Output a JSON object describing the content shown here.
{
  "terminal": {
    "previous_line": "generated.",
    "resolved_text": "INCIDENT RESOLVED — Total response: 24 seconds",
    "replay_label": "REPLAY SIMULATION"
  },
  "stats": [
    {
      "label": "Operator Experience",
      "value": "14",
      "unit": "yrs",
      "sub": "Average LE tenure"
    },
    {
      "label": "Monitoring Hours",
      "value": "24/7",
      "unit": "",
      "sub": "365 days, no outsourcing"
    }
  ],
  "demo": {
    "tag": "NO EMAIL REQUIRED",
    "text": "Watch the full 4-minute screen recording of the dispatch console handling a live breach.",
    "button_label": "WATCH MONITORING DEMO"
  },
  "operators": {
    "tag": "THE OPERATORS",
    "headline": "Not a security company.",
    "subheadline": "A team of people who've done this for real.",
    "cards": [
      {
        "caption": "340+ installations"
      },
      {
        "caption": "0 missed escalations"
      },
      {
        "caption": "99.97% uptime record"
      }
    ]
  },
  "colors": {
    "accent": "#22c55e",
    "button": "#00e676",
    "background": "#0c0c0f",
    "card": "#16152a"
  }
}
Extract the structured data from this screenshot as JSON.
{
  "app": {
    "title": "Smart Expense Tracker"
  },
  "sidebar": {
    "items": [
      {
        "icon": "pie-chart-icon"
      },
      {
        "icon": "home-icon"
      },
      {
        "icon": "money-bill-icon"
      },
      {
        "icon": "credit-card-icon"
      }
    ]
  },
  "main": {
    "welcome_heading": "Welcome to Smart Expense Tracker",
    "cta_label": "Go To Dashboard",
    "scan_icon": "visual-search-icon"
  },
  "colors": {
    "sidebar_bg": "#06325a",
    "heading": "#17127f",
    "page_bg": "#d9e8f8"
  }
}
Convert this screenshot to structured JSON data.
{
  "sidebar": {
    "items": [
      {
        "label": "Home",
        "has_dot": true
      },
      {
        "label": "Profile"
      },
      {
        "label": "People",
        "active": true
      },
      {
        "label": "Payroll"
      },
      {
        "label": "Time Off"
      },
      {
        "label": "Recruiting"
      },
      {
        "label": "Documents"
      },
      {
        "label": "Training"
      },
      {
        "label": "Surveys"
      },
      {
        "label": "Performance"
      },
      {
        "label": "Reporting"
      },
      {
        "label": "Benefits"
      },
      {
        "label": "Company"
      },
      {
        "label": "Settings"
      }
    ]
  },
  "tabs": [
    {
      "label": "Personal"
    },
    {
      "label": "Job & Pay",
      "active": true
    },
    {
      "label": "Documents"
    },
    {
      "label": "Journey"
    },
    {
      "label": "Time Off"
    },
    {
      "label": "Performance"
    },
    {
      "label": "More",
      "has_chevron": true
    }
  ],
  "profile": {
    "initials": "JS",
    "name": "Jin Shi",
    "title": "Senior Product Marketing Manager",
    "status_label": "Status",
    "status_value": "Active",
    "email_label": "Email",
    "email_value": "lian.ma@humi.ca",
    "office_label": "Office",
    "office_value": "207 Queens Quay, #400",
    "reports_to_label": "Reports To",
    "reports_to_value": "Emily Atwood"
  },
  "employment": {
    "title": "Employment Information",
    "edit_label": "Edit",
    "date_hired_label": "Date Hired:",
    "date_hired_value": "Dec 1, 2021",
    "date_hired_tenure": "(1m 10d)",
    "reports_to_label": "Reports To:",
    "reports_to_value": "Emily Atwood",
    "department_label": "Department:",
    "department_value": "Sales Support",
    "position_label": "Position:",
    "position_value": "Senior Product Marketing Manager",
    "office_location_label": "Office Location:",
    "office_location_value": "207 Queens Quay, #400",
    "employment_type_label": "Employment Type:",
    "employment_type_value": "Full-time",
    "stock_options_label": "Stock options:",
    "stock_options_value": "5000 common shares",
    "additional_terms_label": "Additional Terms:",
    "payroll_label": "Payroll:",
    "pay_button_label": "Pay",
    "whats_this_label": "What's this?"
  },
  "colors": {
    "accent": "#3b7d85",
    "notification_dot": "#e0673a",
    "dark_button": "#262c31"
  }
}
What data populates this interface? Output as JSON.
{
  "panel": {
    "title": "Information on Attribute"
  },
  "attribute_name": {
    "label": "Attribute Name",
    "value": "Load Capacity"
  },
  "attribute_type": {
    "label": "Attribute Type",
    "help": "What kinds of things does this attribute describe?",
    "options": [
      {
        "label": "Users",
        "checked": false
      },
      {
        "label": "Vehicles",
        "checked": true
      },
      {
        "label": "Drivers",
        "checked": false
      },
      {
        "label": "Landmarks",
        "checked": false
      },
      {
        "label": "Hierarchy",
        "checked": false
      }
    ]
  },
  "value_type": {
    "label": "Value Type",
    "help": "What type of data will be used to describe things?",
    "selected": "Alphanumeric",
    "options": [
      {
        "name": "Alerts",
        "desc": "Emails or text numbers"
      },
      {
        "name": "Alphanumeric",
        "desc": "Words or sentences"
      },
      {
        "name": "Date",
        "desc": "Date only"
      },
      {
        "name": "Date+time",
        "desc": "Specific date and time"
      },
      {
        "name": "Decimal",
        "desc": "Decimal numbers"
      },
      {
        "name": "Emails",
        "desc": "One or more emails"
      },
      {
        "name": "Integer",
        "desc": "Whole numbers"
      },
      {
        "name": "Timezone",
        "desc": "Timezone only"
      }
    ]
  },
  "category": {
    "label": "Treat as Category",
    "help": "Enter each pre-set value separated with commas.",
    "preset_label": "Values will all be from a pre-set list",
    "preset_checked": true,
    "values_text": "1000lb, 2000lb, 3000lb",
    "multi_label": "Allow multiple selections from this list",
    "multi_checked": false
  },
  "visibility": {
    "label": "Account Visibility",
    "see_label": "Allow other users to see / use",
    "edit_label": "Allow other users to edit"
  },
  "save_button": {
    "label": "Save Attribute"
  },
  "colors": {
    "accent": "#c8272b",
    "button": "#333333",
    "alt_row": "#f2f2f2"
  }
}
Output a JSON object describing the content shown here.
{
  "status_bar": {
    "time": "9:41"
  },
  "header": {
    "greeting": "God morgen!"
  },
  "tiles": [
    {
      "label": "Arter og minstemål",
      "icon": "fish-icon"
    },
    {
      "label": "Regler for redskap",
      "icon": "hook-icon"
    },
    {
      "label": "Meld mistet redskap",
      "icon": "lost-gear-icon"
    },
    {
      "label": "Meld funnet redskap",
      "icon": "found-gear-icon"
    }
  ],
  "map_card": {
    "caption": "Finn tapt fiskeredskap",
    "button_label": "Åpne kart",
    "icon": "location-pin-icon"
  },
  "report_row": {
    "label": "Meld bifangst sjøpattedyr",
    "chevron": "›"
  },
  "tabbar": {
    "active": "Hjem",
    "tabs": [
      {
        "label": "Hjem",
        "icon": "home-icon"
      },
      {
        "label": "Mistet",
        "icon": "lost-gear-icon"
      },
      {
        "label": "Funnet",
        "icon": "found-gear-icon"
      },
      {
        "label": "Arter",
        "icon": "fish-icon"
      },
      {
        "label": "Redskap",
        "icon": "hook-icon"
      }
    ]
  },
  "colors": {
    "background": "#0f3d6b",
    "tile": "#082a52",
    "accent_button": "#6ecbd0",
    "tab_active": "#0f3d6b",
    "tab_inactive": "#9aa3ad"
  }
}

----

▶ Set task
Each record above should be returned exactly as it appears.

▶ Expected answer
Output a JSON object describing the content shown here.
{
  "terminal": {
    "previous_line": "generated.",
    "resolved_text": "INCIDENT RESOLVED — Total response: 24 seconds",
    "replay_label": "REPLAY SIMULATION"
  },
  "stats": [
    {
      "label": "Operator Experience",
      "value": "14",
      "unit": "yrs",
      "sub": "Average LE tenure"
    },
    {
      "label": "Monitoring Hours",
      "value": "24/7",
      "unit": "",
      "sub": "365 days, no outsourcing"
    }
  ],
  "demo": {
    "tag": "NO EMAIL REQUIRED",
    "text": "Watch the full 4-minute screen recording of the dispatch console handling a live breach.",
    "button_label": "WATCH MONITORING DEMO"
  },
  "operators": {
    "tag": "THE OPERATORS",
    "headline": "Not a security company.",
    "subheadline": "A team of people who've done this for real.",
    "cards": [
      {
        "caption": "340+ installations"
      },
      {
        "caption": "0 missed escalations"
      },
      {
        "caption": "99.97% uptime record"
      }
    ]
  },
  "colors": {
    "accent": "#22c55e",
    "button": "#00e676",
    "background": "#0c0c0f",
    "card": "#16152a"
  }
}
Extract the structured data from this screenshot as JSON.
{
  "app": {
    "title": "Smart Expense Tracker"
  },
  "sidebar": {
    "items": [
      {
        "icon": "pie-chart-icon"
      },
      {
        "icon": "home-icon"
      },
      {
        "icon": "money-bill-icon"
      },
      {
        "icon": "credit-card-icon"
      }
    ]
  },
  "main": {
    "welcome_heading": "Welcome to Smart Expense Tracker",
    "cta_label": "Go To Dashboard",
    "scan_icon": "visual-search-icon"
  },
  "colors": {
    "sidebar_bg": "#06325a",
    "heading": "#17127f",
    "page_bg": "#d9e8f8"
  }
}
Convert this screenshot to structured JSON data.
{
  "sidebar": {
    "items": [
      {
        "label": "Home",
        "has_dot": true
      },
      {
        "label": "Profile"
      },
      {
        "label": "People",
        "active": true
      },
      {
        "label": "Payroll"
      },
      {
        "label": "Time Off"
      },
      {
        "label": "Recruiting"
      },
      {
        "label": "Documents"
      },
      {
        "label": "Training"
      },
      {
        "label": "Surveys"
      },
      {
        "label": "Performance"
      },
      {
        "label": "Reporting"
      },
      {
        "label": "Benefits"
      },
      {
        "label": "Company"
      },
      {
        "label": "Settings"
      }
    ]
  },
  "tabs": [
    {
      "label": "Personal"
    },
    {
      "label": "Job & Pay",
      "active": true
    },
    {
      "label": "Documents"
    },
    {
      "label": "Journey"
    },
    {
      "label": "Time Off"
    },
    {
      "label": "Performance"
    },
    {
      "label": "More",
      "has_chevron": true
    }
  ],
  "profile": {
    "initials": "JS",
    "name": "Jin Shi",
    "title": "Senior Product Marketing Manager",
    "status_label": "Status",
    "status_value": "Active",
    "email_label": "Email",
    "email_value": "lian.ma@humi.ca",
    "office_label": "Office",
    "office_value": "207 Queens Quay, #400",
    "reports_to_label": "Reports To",
    "reports_to_value": "Emily Atwood"
  },
  "employment": {
    "title": "Employment Information",
    "edit_label": "Edit",
    "date_hired_label": "Date Hired:",
    "date_hired_value": "Dec 1, 2021",
    "date_hired_tenure": "(1m 10d)",
    "reports_to_label": "Reports To:",
    "reports_to_value": "Emily Atwood",
    "department_label": "Department:",
    "department_value": "Sales Support",
    "position_label": "Position:",
    "position_value": "Senior Product Marketing Manager",
    "office_location_label": "Office Location:",
    "office_location_value": "207 Queens Quay, #400",
    "employment_type_label": "Employment Type:",
    "employment_type_value": "Full-time",
    "stock_options_label": "Stock options:",
    "stock_options_value": "5000 common shares",
    "additional_terms_label": "Additional Terms:",
    "payroll_label": "Payroll:",
    "pay_button_label": "Pay",
    "whats_this_label": "What's this?"
  },
  "colors": {
    "accent": "#3b7d85",
    "notification_dot": "#e0673a",
    "dark_button": "#262c31"
  }
}
What data populates this interface? Output as JSON.
{
  "panel": {
    "title": "Information on Attribute"
  },
  "attribute_name": {
    "label": "Attribute Name",
    "value": "Load Capacity"
  },
  "attribute_type": {
    "label": "Attribute Type",
    "help": "What kinds of things does this attribute describe?",
    "options": [
      {
        "label": "Users",
        "checked": false
      },
      {
        "label": "Vehicles",
        "checked": true
      },
      {
        "label": "Drivers",
        "checked": false
      },
      {
        "label": "Landmarks",
        "checked": false
      },
      {
        "label": "Hierarchy",
        "checked": false
      }
    ]
  },
  "value_type": {
    "label": "Value Type",
    "help": "What type of data will be used to describe things?",
    "selected": "Alphanumeric",
    "options": [
      {
        "name": "Alerts",
        "desc": "Emails or text numbers"
      },
      {
        "name": "Alphanumeric",
        "desc": "Words or sentences"
      },
      {
        "name": "Date",
        "desc": "Date only"
      },
      {
        "name": "Date+time",
        "desc": "Specific date and time"
      },
      {
        "name": "Decimal",
        "desc": "Decimal numbers"
      },
      {
        "name": "Emails",
        "desc": "One or more emails"
      },
      {
        "name": "Integer",
        "desc": "Whole numbers"
      },
      {
        "name": "Timezone",
        "desc": "Timezone only"
      }
    ]
  },
  "category": {
    "label": "Treat as Category",
    "help": "Enter each pre-set value separated with commas.",
    "preset_label": "Values will all be from a pre-set list",
    "preset_checked": true,
    "values_text": "1000lb, 2000lb, 3000lb",
    "multi_label": "Allow multiple selections from this list",
    "multi_checked": false
  },
  "visibility": {
    "label": "Account Visibility",
    "see_label": "Allow other users to see / use",
    "edit_label": "Allow other users to edit"
  },
  "save_button": {
    "label": "Save Attribute"
  },
  "colors": {
    "accent": "#c8272b",
    "button": "#333333",
    "alt_row": "#f2f2f2"
  }
}
Output a JSON object describing the content shown here.
{
  "status_bar": {
    "time": "9:41"
  },
  "header": {
    "greeting": "God morgen!"
  },
  "tiles": [
    {
      "label": "Arter og minstemål",
      "icon": "fish-icon"
    },
    {
      "label": "Regler for redskap",
      "icon": "hook-icon"
    },
    {
      "label": "Meld mistet redskap",
      "icon": "lost-gear-icon"
    },
    {
      "label": "Meld funnet redskap",
      "icon": "found-gear-icon"
    }
  ],
  "map_card": {
    "caption": "Finn tapt fiskeredskap",
    "button_label": "Åpne kart",
    "icon": "location-pin-icon"
  },
  "report_row": {
    "label": "Meld bifangst sjøpattedyr",
    "chevron": "›"
  },
  "tabbar": {
    "active": "Hjem",
    "tabs": [
      {
        "label": "Hjem",
        "icon": "home-icon"
      },
      {
        "label": "Mistet",
        "icon": "lost-gear-icon"
      },
      {
        "label": "Funnet",
        "icon": "found-gear-icon"
      },
      {
        "label": "Arter",
        "icon": "fish-icon"
      },
      {
        "label": "Redskap",
        "icon": "hook-icon"
      }
    ]
  },
  "colors": {
    "background": "#0f3d6b",
    "tile": "#082a52",
    "accent_button": "#6ecbd0",
    "tab_active": "#0f3d6b",
    "tab_inactive": "#9aa3ad"
  }
}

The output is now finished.